• **Given entries**
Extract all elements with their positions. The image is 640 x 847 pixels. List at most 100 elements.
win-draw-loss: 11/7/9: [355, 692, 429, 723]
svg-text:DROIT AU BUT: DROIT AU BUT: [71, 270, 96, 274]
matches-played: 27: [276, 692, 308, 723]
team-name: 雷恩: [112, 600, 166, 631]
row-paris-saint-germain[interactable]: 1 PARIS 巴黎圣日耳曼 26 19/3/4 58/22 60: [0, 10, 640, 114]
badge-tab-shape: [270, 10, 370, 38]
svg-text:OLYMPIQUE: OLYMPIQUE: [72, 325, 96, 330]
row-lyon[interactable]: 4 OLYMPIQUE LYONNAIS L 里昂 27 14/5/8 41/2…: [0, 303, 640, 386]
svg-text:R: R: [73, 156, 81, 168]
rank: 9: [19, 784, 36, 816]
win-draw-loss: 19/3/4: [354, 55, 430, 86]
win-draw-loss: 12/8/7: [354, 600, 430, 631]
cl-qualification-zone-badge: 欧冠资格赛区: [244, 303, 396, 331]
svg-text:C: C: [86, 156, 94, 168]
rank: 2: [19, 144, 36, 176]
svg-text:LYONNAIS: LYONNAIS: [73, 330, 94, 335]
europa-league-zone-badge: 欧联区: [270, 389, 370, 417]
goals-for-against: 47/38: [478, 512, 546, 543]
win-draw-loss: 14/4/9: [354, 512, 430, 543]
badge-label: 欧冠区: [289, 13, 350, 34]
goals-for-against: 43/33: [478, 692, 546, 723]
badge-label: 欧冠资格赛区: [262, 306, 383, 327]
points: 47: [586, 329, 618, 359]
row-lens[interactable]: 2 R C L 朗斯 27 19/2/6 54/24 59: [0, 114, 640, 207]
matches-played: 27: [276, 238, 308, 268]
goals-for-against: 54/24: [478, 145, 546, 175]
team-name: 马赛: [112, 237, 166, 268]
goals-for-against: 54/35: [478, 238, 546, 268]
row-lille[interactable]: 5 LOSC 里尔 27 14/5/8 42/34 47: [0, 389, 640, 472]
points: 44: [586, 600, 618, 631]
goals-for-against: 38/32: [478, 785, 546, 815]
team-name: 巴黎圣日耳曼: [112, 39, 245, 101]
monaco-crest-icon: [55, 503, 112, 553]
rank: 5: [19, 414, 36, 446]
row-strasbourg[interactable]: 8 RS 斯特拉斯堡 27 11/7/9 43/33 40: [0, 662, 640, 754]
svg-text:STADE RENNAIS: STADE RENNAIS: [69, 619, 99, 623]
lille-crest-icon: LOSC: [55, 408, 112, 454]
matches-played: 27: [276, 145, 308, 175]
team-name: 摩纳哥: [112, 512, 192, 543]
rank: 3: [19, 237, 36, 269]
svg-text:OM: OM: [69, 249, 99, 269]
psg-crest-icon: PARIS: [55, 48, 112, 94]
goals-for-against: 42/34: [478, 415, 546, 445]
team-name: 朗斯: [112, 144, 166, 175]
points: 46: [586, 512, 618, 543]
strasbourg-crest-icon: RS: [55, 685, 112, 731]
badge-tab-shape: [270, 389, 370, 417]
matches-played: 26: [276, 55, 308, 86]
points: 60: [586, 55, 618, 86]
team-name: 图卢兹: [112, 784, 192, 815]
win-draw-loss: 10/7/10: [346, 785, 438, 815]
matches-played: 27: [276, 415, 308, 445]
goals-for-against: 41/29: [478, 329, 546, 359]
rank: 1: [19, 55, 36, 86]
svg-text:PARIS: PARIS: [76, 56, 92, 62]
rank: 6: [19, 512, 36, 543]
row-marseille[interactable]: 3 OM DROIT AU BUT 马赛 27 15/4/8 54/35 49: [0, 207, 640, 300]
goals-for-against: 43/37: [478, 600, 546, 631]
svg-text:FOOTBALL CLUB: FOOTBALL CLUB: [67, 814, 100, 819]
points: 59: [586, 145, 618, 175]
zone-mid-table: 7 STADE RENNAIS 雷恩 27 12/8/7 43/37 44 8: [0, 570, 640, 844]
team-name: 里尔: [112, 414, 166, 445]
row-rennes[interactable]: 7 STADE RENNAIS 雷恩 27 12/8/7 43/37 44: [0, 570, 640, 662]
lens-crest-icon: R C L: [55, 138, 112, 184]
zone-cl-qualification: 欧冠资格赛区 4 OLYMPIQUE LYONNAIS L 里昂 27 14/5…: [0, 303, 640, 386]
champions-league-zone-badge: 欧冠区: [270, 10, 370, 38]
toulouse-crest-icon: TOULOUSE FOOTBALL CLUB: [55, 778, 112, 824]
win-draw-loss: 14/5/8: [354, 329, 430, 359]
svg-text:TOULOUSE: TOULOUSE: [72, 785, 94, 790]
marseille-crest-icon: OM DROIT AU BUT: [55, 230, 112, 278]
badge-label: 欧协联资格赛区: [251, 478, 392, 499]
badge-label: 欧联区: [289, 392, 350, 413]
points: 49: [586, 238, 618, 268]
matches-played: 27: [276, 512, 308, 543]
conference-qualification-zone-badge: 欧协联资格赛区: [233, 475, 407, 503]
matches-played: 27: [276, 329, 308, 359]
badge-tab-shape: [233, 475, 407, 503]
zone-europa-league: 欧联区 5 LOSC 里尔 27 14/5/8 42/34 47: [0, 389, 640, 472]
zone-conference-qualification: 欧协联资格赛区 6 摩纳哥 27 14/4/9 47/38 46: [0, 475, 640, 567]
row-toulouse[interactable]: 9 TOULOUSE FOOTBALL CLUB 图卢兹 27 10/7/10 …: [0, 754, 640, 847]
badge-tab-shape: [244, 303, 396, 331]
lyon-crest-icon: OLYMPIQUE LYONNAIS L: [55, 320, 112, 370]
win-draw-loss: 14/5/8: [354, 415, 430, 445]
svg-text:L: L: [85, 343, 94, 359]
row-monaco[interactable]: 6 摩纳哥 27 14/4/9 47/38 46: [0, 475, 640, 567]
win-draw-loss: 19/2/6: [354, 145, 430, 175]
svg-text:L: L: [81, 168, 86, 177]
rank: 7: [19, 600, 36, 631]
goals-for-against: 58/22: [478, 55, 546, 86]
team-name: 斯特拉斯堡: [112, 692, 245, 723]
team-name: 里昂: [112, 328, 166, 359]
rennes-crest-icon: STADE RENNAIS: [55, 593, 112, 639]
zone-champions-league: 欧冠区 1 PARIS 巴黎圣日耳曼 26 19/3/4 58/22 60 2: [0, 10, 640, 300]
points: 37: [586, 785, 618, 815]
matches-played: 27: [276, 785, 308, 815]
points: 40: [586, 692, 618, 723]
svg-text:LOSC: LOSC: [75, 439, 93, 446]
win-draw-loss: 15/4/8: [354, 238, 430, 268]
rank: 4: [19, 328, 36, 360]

• **Task statement**
Reproduce every line of the items above without any change.

• **Solution to this task**
Extract all elements with their positions. The image is 640 x 847 pixels. List at most 100 elements.
win-draw-loss: 11/7/9: [355, 692, 429, 723]
svg-text:DROIT AU BUT: DROIT AU BUT: [71, 270, 96, 274]
matches-played: 27: [276, 692, 308, 723]
team-name: 雷恩: [112, 600, 166, 631]
row-paris-saint-germain[interactable]: 1 PARIS 巴黎圣日耳曼 26 19/3/4 58/22 60: [0, 10, 640, 114]
badge-tab-shape: [270, 10, 370, 38]
svg-text:OLYMPIQUE: OLYMPIQUE: [72, 325, 96, 330]
row-lyon[interactable]: 4 OLYMPIQUE LYONNAIS L 里昂 27 14/5/8 41/2…: [0, 303, 640, 386]
svg-text:R: R: [73, 156, 81, 168]
rank: 9: [19, 784, 36, 816]
win-draw-loss: 19/3/4: [354, 55, 430, 86]
win-draw-loss: 12/8/7: [354, 600, 430, 631]
cl-qualification-zone-badge: 欧冠资格赛区: [244, 303, 396, 331]
svg-text:C: C: [86, 156, 94, 168]
rank: 2: [19, 144, 36, 176]
svg-text:LYONNAIS: LYONNAIS: [73, 330, 94, 335]
europa-league-zone-badge: 欧联区: [270, 389, 370, 417]
goals-for-against: 47/38: [478, 512, 546, 543]
win-draw-loss: 14/4/9: [354, 512, 430, 543]
badge-label: 欧冠区: [289, 13, 350, 34]
goals-for-against: 43/33: [478, 692, 546, 723]
badge-label: 欧冠资格赛区: [262, 306, 383, 327]
points: 47: [586, 329, 618, 359]
row-lens[interactable]: 2 R C L 朗斯 27 19/2/6 54/24 59: [0, 114, 640, 207]
matches-played: 27: [276, 238, 308, 268]
goals-for-against: 54/24: [478, 145, 546, 175]
team-name: 马赛: [112, 237, 166, 268]
goals-for-against: 54/35: [478, 238, 546, 268]
row-lille[interactable]: 5 LOSC 里尔 27 14/5/8 42/34 47: [0, 389, 640, 472]
points: 44: [586, 600, 618, 631]
goals-for-against: 38/32: [478, 785, 546, 815]
team-name: 巴黎圣日耳曼: [112, 39, 245, 101]
monaco-crest-icon: [55, 503, 112, 553]
rank: 5: [19, 414, 36, 446]
row-strasbourg[interactable]: 8 RS 斯特拉斯堡 27 11/7/9 43/33 40: [0, 662, 640, 754]
svg-text:STADE RENNAIS: STADE RENNAIS: [69, 619, 99, 623]
lille-crest-icon: LOSC: [55, 408, 112, 454]
matches-played: 27: [276, 145, 308, 175]
team-name: 摩纳哥: [112, 512, 192, 543]
rank: 3: [19, 237, 36, 269]
svg-text:OM: OM: [69, 249, 99, 269]
psg-crest-icon: PARIS: [55, 48, 112, 94]
goals-for-against: 42/34: [478, 415, 546, 445]
team-name: 朗斯: [112, 144, 166, 175]
points: 46: [586, 512, 618, 543]
strasbourg-crest-icon: RS: [55, 685, 112, 731]
badge-tab-shape: [270, 389, 370, 417]
matches-played: 26: [276, 55, 308, 86]
points: 60: [586, 55, 618, 86]
team-name: 图卢兹: [112, 784, 192, 815]
win-draw-loss: 10/7/10: [346, 785, 438, 815]
matches-played: 27: [276, 415, 308, 445]
goals-for-against: 41/29: [478, 329, 546, 359]
rank: 1: [19, 55, 36, 86]
svg-text:PARIS: PARIS: [76, 56, 92, 62]
rank: 6: [19, 512, 36, 543]
row-marseille[interactable]: 3 OM DROIT AU BUT 马赛 27 15/4/8 54/35 49: [0, 207, 640, 300]
goals-for-against: 43/37: [478, 600, 546, 631]
svg-text:FOOTBALL CLUB: FOOTBALL CLUB: [67, 814, 100, 819]
points: 59: [586, 145, 618, 175]
zone-mid-table: 7 STADE RENNAIS 雷恩 27 12/8/7 43/37 44 8: [0, 570, 640, 844]
team-name: 里尔: [112, 414, 166, 445]
row-rennes[interactable]: 7 STADE RENNAIS 雷恩 27 12/8/7 43/37 44: [0, 570, 640, 662]
lens-crest-icon: R C L: [55, 138, 112, 184]
zone-cl-qualification: 欧冠资格赛区 4 OLYMPIQUE LYONNAIS L 里昂 27 14/5…: [0, 303, 640, 386]
champions-league-zone-badge: 欧冠区: [270, 10, 370, 38]
toulouse-crest-icon: TOULOUSE FOOTBALL CLUB: [55, 778, 112, 824]
win-draw-loss: 14/5/8: [354, 329, 430, 359]
svg-text:TOULOUSE: TOULOUSE: [72, 785, 94, 790]
marseille-crest-icon: OM DROIT AU BUT: [55, 230, 112, 278]
badge-label: 欧协联资格赛区: [251, 478, 392, 499]
badge-label: 欧联区: [289, 392, 350, 413]
points: 49: [586, 238, 618, 268]
matches-played: 27: [276, 512, 308, 543]
conference-qualification-zone-badge: 欧协联资格赛区: [233, 475, 407, 503]
matches-played: 27: [276, 329, 308, 359]
badge-tab-shape: [233, 475, 407, 503]
zone-europa-league: 欧联区 5 LOSC 里尔 27 14/5/8 42/34 47: [0, 389, 640, 472]
zone-conference-qualification: 欧协联资格赛区 6 摩纳哥 27 14/4/9 47/38 46: [0, 475, 640, 567]
row-toulouse[interactable]: 9 TOULOUSE FOOTBALL CLUB 图卢兹 27 10/7/10 …: [0, 754, 640, 847]
badge-tab-shape: [244, 303, 396, 331]
lyon-crest-icon: OLYMPIQUE LYONNAIS L: [55, 320, 112, 370]
win-draw-loss: 14/5/8: [354, 415, 430, 445]
svg-text:L: L: [85, 343, 94, 359]
row-monaco[interactable]: 6 摩纳哥 27 14/4/9 47/38 46: [0, 475, 640, 567]
win-draw-loss: 19/2/6: [354, 145, 430, 175]
svg-text:L: L: [81, 168, 86, 177]
rank: 7: [19, 600, 36, 631]
goals-for-against: 58/22: [478, 55, 546, 86]
team-name: 斯特拉斯堡: [112, 692, 245, 723]
team-name: 里昂: [112, 328, 166, 359]
rennes-crest-icon: STADE RENNAIS: [55, 593, 112, 639]
zone-champions-league: 欧冠区 1 PARIS 巴黎圣日耳曼 26 19/3/4 58/22 60 2: [0, 10, 640, 300]
points: 37: [586, 785, 618, 815]
matches-played: 27: [276, 785, 308, 815]
points: 40: [586, 692, 618, 723]
svg-text:LOSC: LOSC: [75, 439, 93, 446]
win-draw-loss: 15/4/8: [354, 238, 430, 268]
rank: 4: [19, 328, 36, 360]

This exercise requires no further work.